Dataset excerpt
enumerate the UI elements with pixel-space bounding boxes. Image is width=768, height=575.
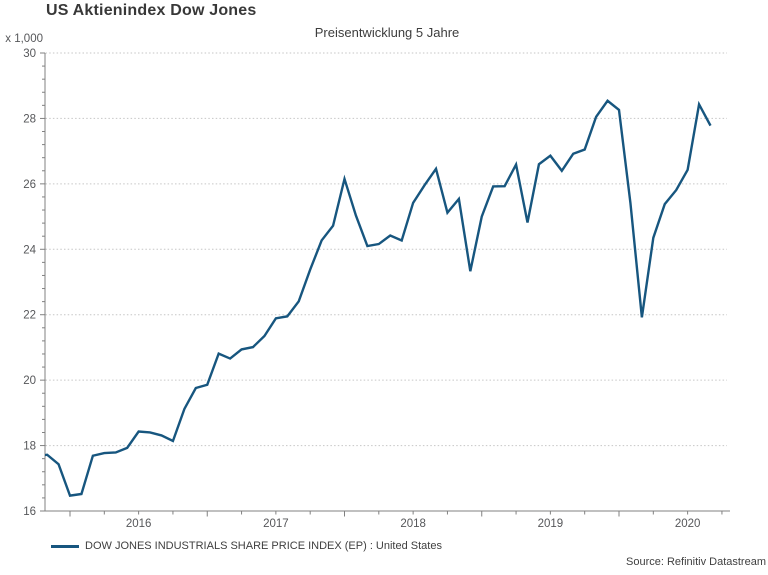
legend-series-label: DOW JONES INDUSTRIALS SHARE PRICE INDEX …: [85, 540, 442, 552]
source-attribution: Source: Refinitiv Datastream: [626, 556, 766, 568]
legend: DOW JONES INDUSTRIALS SHARE PRICE INDEX …: [51, 540, 442, 552]
x-tick-label: 2018: [400, 518, 426, 530]
y-tick-label: 18: [23, 441, 36, 453]
y-tick-label: 16: [23, 506, 36, 518]
chart-title: US Aktienindex Dow Jones: [46, 2, 257, 19]
y-tick-label: 20: [23, 375, 36, 387]
legend-line-swatch: [51, 544, 79, 548]
y-tick-label: 24: [23, 244, 36, 256]
x-tick-label: 2020: [675, 518, 701, 530]
y-tick-label: 26: [23, 179, 36, 191]
y-tick-label: 30: [23, 48, 36, 60]
x-tick-label: 2016: [126, 518, 152, 530]
x-tick-label: 2019: [538, 518, 564, 530]
y-tick-label: 28: [23, 113, 36, 125]
chart-subtitle: Preisentwicklung 5 Jahre: [314, 25, 460, 40]
price-line-series: [45, 99, 712, 497]
y-tick-label: 22: [23, 310, 36, 322]
x-tick-label: 2017: [263, 518, 289, 530]
y-axis-unit-label: x 1,000: [5, 33, 43, 45]
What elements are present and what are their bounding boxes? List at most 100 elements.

Exercise objective: Can you output the lines from the line with "legend-series-label: DOW JONES" through the line with "y-tick-label: 18: [23, 441, 36, 453]", both included, as a JSON list of strings with one string per line and any blank lines left out?

Answer for this exercise:
[
  "legend-series-label: DOW JONES INDUSTRIALS SHARE PRICE INDEX …: [85, 540, 442, 552]",
  "source-attribution: Source: Refinitiv Datastream: [626, 556, 766, 568]",
  "legend: DOW JONES INDUSTRIALS SHARE PRICE INDEX …: [51, 540, 442, 552]",
  "x-tick-label: 2018: [400, 518, 426, 530]",
  "y-tick-label: 18: [23, 441, 36, 453]"
]